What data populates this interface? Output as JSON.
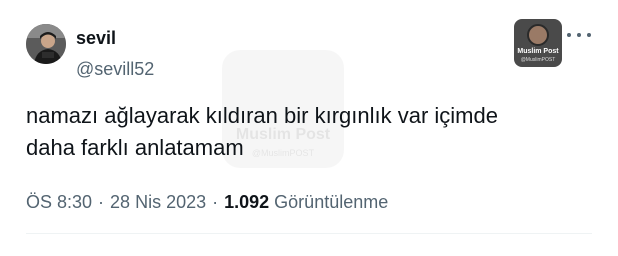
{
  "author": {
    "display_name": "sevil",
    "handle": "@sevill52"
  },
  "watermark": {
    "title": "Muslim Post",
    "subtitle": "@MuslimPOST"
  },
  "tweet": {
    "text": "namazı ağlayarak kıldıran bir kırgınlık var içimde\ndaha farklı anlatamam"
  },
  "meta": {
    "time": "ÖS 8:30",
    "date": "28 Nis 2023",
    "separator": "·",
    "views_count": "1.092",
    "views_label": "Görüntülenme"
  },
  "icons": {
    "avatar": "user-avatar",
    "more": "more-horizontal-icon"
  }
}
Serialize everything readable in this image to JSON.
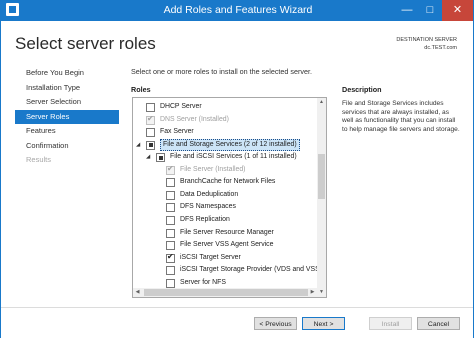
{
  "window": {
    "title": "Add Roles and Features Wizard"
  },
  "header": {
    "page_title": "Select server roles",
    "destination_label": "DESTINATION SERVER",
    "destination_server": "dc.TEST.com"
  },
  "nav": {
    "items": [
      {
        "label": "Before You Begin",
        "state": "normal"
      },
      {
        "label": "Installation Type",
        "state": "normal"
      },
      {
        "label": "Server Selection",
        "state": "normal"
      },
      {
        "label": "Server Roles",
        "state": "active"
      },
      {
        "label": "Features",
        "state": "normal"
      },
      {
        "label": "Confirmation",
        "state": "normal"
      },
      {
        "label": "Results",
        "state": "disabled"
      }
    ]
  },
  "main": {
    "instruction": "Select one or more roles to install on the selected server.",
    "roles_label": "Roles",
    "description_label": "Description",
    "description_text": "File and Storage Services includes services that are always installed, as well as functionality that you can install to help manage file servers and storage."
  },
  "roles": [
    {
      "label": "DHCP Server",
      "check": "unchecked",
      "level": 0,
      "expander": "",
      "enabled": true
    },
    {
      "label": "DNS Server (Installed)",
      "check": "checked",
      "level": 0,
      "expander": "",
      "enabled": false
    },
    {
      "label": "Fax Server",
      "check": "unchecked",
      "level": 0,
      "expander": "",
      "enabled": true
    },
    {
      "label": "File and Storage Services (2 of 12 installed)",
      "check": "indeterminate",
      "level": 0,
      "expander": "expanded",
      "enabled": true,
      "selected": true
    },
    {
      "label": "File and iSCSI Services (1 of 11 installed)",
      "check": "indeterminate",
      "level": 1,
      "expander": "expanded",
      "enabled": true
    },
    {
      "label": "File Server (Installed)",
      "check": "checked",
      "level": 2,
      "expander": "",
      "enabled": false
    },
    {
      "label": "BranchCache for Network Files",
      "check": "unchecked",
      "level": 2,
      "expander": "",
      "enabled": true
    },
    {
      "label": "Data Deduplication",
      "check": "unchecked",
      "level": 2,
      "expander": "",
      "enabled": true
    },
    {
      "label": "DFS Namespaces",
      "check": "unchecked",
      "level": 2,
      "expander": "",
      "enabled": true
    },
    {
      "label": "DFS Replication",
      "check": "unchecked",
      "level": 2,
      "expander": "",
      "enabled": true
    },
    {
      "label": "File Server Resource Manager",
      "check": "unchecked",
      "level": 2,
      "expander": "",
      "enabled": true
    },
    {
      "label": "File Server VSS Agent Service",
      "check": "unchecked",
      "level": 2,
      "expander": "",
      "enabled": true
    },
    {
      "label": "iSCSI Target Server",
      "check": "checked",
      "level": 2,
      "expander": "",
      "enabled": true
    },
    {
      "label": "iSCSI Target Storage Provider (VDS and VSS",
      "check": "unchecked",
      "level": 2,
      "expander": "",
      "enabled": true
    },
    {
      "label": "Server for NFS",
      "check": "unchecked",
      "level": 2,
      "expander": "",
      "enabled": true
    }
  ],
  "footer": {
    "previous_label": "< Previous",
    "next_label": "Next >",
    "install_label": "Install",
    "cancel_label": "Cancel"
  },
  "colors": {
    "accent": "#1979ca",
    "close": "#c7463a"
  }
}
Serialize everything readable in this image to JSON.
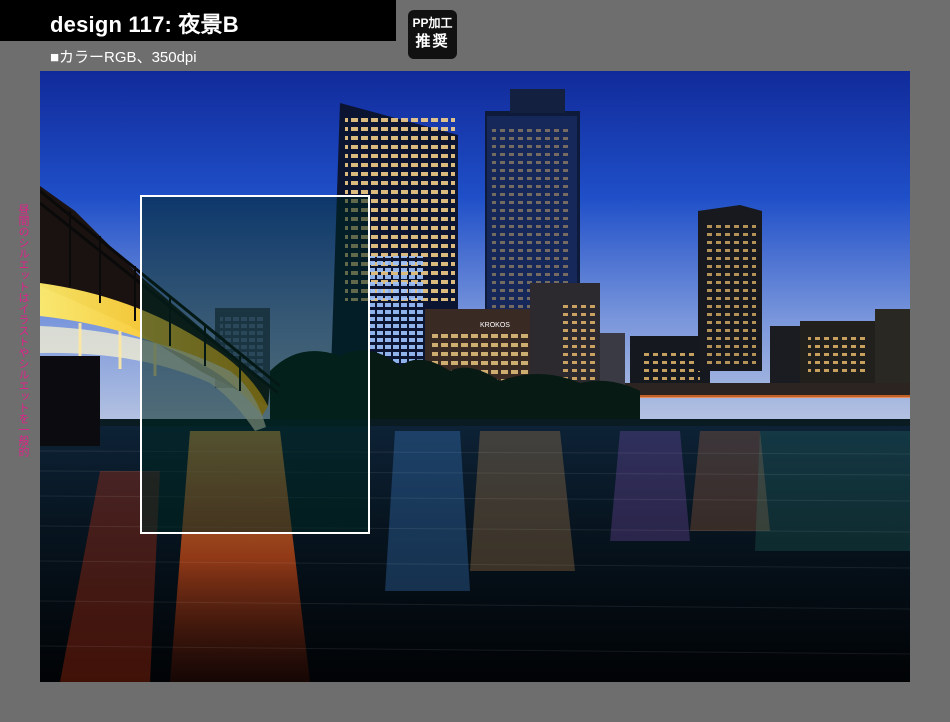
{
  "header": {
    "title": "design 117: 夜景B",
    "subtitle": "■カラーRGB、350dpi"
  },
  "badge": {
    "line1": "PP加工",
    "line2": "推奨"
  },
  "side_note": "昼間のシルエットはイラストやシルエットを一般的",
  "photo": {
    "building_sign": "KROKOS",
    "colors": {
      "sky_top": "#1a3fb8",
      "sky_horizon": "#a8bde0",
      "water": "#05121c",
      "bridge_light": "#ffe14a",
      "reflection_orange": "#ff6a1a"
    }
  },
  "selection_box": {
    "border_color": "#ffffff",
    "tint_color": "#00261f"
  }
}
________________________________________
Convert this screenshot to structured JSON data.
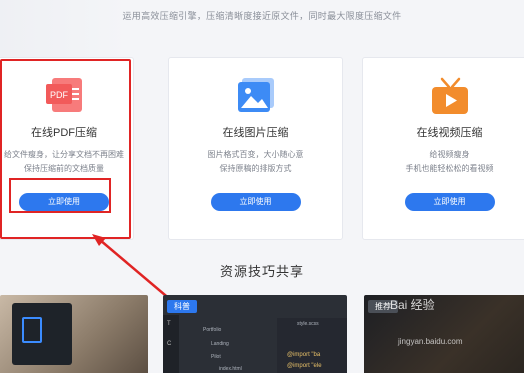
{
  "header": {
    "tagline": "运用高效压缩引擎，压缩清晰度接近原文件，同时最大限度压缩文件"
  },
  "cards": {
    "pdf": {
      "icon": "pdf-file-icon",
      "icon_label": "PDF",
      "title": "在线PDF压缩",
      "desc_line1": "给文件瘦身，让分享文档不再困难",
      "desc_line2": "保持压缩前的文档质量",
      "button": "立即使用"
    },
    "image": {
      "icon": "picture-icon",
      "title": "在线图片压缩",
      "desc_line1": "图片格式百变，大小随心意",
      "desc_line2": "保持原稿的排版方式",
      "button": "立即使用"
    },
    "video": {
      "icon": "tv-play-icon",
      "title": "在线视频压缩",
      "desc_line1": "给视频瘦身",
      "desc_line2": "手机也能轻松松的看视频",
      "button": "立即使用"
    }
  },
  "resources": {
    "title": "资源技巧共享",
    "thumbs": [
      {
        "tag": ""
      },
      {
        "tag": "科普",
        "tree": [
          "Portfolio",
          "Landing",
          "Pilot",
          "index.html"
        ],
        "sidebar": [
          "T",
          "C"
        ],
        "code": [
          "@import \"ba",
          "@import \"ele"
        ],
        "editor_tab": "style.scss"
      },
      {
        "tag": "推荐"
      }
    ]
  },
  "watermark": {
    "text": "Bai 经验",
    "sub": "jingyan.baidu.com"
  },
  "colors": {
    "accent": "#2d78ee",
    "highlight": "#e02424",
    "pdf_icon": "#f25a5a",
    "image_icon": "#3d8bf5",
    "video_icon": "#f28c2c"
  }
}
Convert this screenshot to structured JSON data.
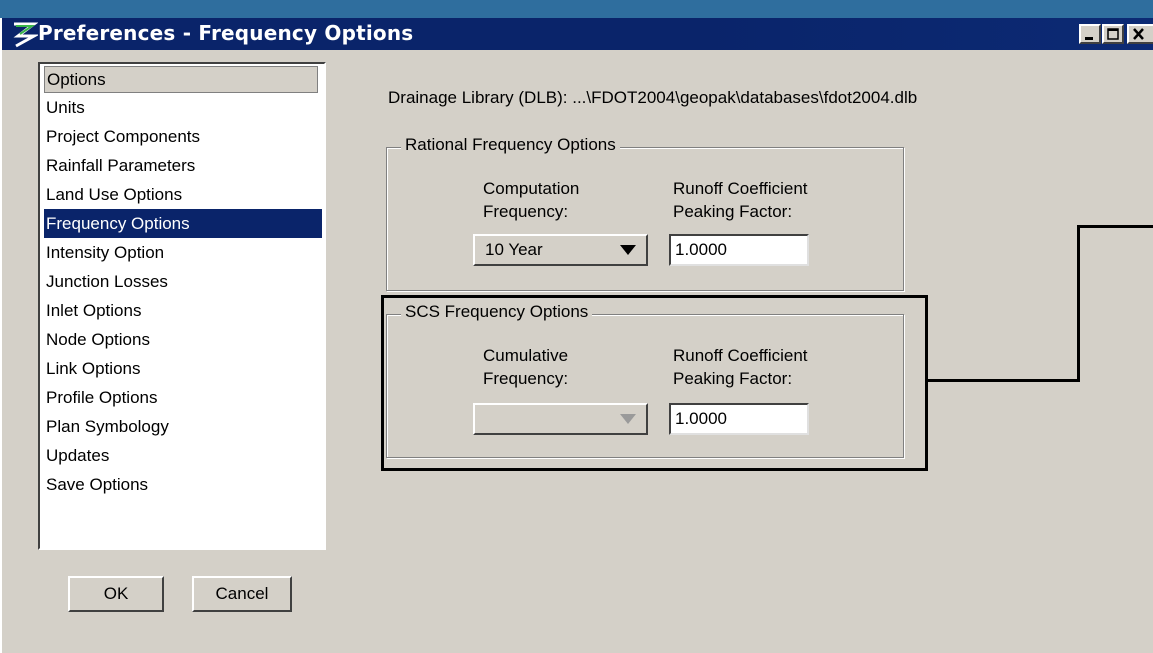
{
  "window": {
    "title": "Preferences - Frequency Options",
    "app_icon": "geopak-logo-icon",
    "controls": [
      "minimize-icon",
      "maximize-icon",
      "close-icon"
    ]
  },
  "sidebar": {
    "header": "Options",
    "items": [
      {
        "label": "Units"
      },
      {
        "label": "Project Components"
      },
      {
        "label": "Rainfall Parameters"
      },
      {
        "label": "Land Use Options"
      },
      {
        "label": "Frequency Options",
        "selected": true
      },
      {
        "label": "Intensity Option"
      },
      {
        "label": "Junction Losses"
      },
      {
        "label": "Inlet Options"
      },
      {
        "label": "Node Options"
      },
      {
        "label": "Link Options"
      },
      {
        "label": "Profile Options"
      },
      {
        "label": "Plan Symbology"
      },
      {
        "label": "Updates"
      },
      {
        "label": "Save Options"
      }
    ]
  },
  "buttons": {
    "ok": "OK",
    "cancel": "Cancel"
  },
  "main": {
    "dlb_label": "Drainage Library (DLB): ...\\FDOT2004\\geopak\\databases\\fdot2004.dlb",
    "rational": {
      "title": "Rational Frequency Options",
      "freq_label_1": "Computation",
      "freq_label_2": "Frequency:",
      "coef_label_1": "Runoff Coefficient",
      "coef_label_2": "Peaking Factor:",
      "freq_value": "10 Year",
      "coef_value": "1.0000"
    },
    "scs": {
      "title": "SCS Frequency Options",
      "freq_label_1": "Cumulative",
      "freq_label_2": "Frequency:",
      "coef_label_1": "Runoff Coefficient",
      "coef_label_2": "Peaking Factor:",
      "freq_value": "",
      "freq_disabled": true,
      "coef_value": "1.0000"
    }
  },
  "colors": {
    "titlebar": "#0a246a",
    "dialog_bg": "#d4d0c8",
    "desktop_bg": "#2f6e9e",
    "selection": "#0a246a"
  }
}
________________________________________
TASK STATEMENT: Pull every line holding "Frequency" out of the records.

THE ANSWER:
    "title": "Preferences - Frequency Options",
        "label": "Frequency Options",
      "title": "Rational Frequency Options",
      "freq_label_2": "Frequency:",
      "title": "SCS Frequency Options",
      "freq_label_2": "Frequency:",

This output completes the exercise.